All of the data below should be written out exactly.
— Begin Record list —
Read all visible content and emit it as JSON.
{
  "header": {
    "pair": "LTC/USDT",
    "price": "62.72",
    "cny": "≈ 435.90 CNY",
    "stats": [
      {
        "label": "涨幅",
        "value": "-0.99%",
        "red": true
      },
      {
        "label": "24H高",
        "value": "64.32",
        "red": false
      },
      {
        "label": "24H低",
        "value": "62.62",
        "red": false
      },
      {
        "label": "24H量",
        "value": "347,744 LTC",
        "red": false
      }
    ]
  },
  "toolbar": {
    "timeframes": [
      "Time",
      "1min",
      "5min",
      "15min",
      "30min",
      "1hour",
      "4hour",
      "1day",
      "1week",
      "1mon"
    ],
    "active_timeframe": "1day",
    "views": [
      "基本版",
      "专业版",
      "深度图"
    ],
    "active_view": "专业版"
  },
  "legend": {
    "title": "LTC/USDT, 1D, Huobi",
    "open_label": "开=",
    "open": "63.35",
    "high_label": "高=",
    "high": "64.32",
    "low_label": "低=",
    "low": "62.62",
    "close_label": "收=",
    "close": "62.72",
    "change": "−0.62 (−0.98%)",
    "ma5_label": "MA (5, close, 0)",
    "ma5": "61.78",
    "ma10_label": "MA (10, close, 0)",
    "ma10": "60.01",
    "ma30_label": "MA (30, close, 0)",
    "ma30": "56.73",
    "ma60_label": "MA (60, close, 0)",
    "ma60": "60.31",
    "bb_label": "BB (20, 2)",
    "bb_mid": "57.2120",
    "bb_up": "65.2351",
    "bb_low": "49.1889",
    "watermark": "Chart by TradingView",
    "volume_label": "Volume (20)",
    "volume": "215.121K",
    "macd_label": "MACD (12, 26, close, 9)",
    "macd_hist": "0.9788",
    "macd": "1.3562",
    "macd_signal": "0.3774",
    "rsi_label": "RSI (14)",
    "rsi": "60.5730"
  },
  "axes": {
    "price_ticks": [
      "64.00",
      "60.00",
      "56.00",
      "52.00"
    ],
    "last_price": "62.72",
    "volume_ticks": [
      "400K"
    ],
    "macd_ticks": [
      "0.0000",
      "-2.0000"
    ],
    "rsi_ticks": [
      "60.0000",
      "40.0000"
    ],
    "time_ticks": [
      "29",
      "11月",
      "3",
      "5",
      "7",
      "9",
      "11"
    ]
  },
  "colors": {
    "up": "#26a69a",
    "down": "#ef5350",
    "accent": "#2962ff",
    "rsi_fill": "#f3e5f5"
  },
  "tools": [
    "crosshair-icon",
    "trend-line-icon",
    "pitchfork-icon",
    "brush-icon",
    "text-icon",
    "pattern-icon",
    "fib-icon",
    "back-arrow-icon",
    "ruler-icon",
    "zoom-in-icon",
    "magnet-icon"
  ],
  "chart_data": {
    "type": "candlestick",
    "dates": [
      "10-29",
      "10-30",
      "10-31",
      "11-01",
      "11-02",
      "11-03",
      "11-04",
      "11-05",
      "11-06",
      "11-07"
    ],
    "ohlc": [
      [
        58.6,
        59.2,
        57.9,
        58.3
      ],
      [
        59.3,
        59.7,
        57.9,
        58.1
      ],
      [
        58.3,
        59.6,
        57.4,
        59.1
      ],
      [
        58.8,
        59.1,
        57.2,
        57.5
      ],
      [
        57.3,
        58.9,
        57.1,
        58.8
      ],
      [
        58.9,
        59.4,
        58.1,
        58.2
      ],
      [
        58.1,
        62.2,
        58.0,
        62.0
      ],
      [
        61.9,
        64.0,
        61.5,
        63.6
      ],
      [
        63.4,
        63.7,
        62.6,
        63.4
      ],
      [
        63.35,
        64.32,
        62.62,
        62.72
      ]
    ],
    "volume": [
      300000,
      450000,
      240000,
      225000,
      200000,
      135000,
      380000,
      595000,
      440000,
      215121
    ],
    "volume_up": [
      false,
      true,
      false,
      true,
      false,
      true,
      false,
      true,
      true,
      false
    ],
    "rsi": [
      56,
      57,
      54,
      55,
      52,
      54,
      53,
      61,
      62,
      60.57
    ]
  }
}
— End Record list —
Exercise response |
Read all visible content and emit it as JSON.
{
  "header": {
    "pair": "LTC/USDT",
    "price": "62.72",
    "cny": "≈ 435.90 CNY",
    "stats": [
      {
        "label": "涨幅",
        "value": "-0.99%",
        "red": true
      },
      {
        "label": "24H高",
        "value": "64.32",
        "red": false
      },
      {
        "label": "24H低",
        "value": "62.62",
        "red": false
      },
      {
        "label": "24H量",
        "value": "347,744 LTC",
        "red": false
      }
    ]
  },
  "toolbar": {
    "timeframes": [
      "Time",
      "1min",
      "5min",
      "15min",
      "30min",
      "1hour",
      "4hour",
      "1day",
      "1week",
      "1mon"
    ],
    "active_timeframe": "1day",
    "views": [
      "基本版",
      "专业版",
      "深度图"
    ],
    "active_view": "专业版"
  },
  "legend": {
    "title": "LTC/USDT, 1D, Huobi",
    "open_label": "开=",
    "open": "63.35",
    "high_label": "高=",
    "high": "64.32",
    "low_label": "低=",
    "low": "62.62",
    "close_label": "收=",
    "close": "62.72",
    "change": "−0.62 (−0.98%)",
    "ma5_label": "MA (5, close, 0)",
    "ma5": "61.78",
    "ma10_label": "MA (10, close, 0)",
    "ma10": "60.01",
    "ma30_label": "MA (30, close, 0)",
    "ma30": "56.73",
    "ma60_label": "MA (60, close, 0)",
    "ma60": "60.31",
    "bb_label": "BB (20, 2)",
    "bb_mid": "57.2120",
    "bb_up": "65.2351",
    "bb_low": "49.1889",
    "watermark": "Chart by TradingView",
    "volume_label": "Volume (20)",
    "volume": "215.121K",
    "macd_label": "MACD (12, 26, close, 9)",
    "macd_hist": "0.9788",
    "macd": "1.3562",
    "macd_signal": "0.3774",
    "rsi_label": "RSI (14)",
    "rsi": "60.5730"
  },
  "axes": {
    "price_ticks": [
      "64.00",
      "60.00",
      "56.00",
      "52.00"
    ],
    "last_price": "62.72",
    "volume_ticks": [
      "400K"
    ],
    "macd_ticks": [
      "0.0000",
      "-2.0000"
    ],
    "rsi_ticks": [
      "60.0000",
      "40.0000"
    ],
    "time_ticks": [
      "29",
      "11月",
      "3",
      "5",
      "7",
      "9",
      "11"
    ]
  },
  "colors": {
    "up": "#26a69a",
    "down": "#ef5350",
    "accent": "#2962ff",
    "rsi_fill": "#f3e5f5"
  },
  "tools": [
    "crosshair-icon",
    "trend-line-icon",
    "pitchfork-icon",
    "brush-icon",
    "text-icon",
    "pattern-icon",
    "fib-icon",
    "back-arrow-icon",
    "ruler-icon",
    "zoom-in-icon",
    "magnet-icon"
  ],
  "chart_data": {
    "type": "candlestick",
    "dates": [
      "10-29",
      "10-30",
      "10-31",
      "11-01",
      "11-02",
      "11-03",
      "11-04",
      "11-05",
      "11-06",
      "11-07"
    ],
    "ohlc": [
      [
        58.6,
        59.2,
        57.9,
        58.3
      ],
      [
        59.3,
        59.7,
        57.9,
        58.1
      ],
      [
        58.3,
        59.6,
        57.4,
        59.1
      ],
      [
        58.8,
        59.1,
        57.2,
        57.5
      ],
      [
        57.3,
        58.9,
        57.1,
        58.8
      ],
      [
        58.9,
        59.4,
        58.1,
        58.2
      ],
      [
        58.1,
        62.2,
        58.0,
        62.0
      ],
      [
        61.9,
        64.0,
        61.5,
        63.6
      ],
      [
        63.4,
        63.7,
        62.6,
        63.4
      ],
      [
        63.35,
        64.32,
        62.62,
        62.72
      ]
    ],
    "volume": [
      300000,
      450000,
      240000,
      225000,
      200000,
      135000,
      380000,
      595000,
      440000,
      215121
    ],
    "volume_up": [
      false,
      true,
      false,
      true,
      false,
      true,
      false,
      true,
      true,
      false
    ],
    "rsi": [
      56,
      57,
      54,
      55,
      52,
      54,
      53,
      61,
      62,
      60.57
    ]
  }
}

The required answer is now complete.